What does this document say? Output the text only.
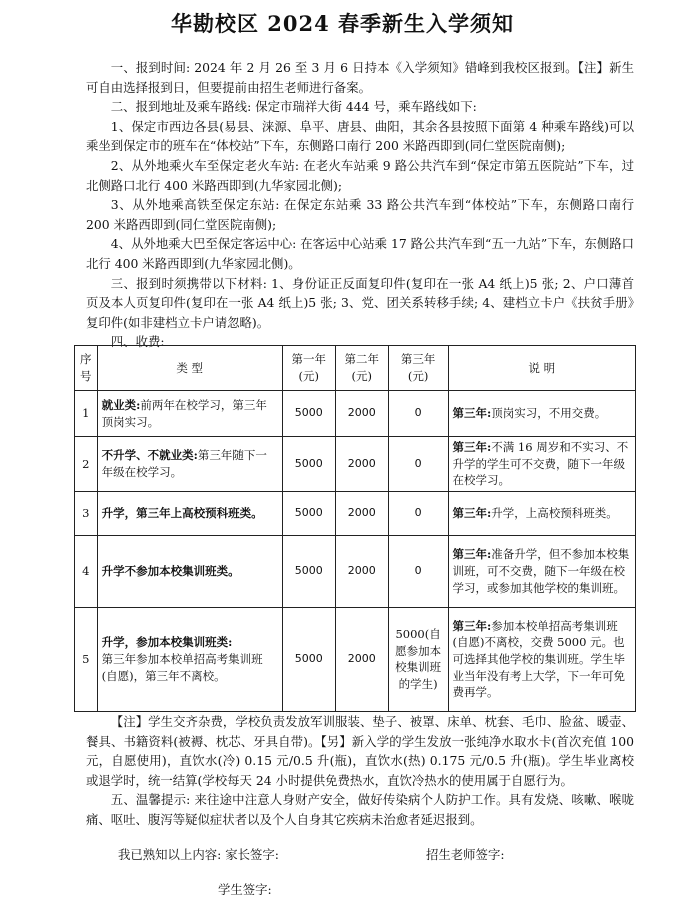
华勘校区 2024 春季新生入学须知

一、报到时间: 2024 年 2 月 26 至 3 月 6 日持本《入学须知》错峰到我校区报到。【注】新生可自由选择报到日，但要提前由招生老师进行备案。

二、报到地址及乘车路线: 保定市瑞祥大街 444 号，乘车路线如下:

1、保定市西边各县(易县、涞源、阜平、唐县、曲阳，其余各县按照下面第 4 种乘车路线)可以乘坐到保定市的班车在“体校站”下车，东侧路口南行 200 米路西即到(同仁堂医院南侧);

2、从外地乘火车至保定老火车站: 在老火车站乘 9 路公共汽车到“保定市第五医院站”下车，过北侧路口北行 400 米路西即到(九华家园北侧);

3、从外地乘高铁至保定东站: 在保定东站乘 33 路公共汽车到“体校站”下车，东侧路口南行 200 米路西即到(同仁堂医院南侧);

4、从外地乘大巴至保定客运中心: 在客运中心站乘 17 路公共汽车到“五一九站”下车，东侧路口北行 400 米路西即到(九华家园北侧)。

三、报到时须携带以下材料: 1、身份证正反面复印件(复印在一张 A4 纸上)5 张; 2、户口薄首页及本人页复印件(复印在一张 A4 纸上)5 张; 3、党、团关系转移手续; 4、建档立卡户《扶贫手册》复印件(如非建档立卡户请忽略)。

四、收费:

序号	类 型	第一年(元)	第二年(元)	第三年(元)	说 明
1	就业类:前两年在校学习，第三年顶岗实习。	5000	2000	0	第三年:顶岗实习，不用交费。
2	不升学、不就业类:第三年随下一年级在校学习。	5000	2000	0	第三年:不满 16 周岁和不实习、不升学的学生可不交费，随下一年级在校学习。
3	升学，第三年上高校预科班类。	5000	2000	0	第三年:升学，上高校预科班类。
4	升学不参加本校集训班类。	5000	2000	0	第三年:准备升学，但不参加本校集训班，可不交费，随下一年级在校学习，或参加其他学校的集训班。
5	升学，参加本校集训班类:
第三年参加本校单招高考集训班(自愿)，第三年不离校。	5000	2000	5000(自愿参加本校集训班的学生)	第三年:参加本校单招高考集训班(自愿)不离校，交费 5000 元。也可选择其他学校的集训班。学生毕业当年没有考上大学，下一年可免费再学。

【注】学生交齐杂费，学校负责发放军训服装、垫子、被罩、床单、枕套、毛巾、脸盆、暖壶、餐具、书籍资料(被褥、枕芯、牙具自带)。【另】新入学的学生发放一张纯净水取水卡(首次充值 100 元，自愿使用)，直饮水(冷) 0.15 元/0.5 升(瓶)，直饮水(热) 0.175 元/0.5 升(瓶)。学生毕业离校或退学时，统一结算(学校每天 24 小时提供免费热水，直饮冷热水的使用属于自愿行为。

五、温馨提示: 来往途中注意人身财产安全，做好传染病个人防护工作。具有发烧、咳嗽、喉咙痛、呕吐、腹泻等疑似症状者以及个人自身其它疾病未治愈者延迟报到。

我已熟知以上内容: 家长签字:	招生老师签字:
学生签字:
==
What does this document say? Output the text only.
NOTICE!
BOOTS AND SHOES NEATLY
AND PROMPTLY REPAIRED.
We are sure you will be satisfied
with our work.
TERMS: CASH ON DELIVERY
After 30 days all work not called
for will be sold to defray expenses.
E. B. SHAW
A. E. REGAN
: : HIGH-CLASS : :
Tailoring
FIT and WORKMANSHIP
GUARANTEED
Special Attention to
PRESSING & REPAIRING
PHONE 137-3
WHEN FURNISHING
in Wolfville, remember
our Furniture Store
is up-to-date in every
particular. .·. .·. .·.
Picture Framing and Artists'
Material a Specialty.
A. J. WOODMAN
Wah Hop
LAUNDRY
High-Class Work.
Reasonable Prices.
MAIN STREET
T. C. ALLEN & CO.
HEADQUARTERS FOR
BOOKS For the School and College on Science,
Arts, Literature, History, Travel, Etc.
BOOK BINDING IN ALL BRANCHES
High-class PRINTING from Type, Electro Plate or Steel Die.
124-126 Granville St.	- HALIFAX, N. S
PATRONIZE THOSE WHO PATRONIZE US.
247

EXERCISE AIM
Copy each line holding the word "九华家园北侧" from the listing above.

FINAL RESULT
2、从外地乘火车至保定老火车站: 在老火车站乘 9 路公共汽车到“保定市第五医院站”下车，过北侧路口北行 400 米路西即到(九华家园北侧);
4、从外地乘大巴至保定客运中心: 在客运中心站乘 17 路公共汽车到“五一九站”下车，东侧路口北行 400 米路西即到(九华家园北侧)。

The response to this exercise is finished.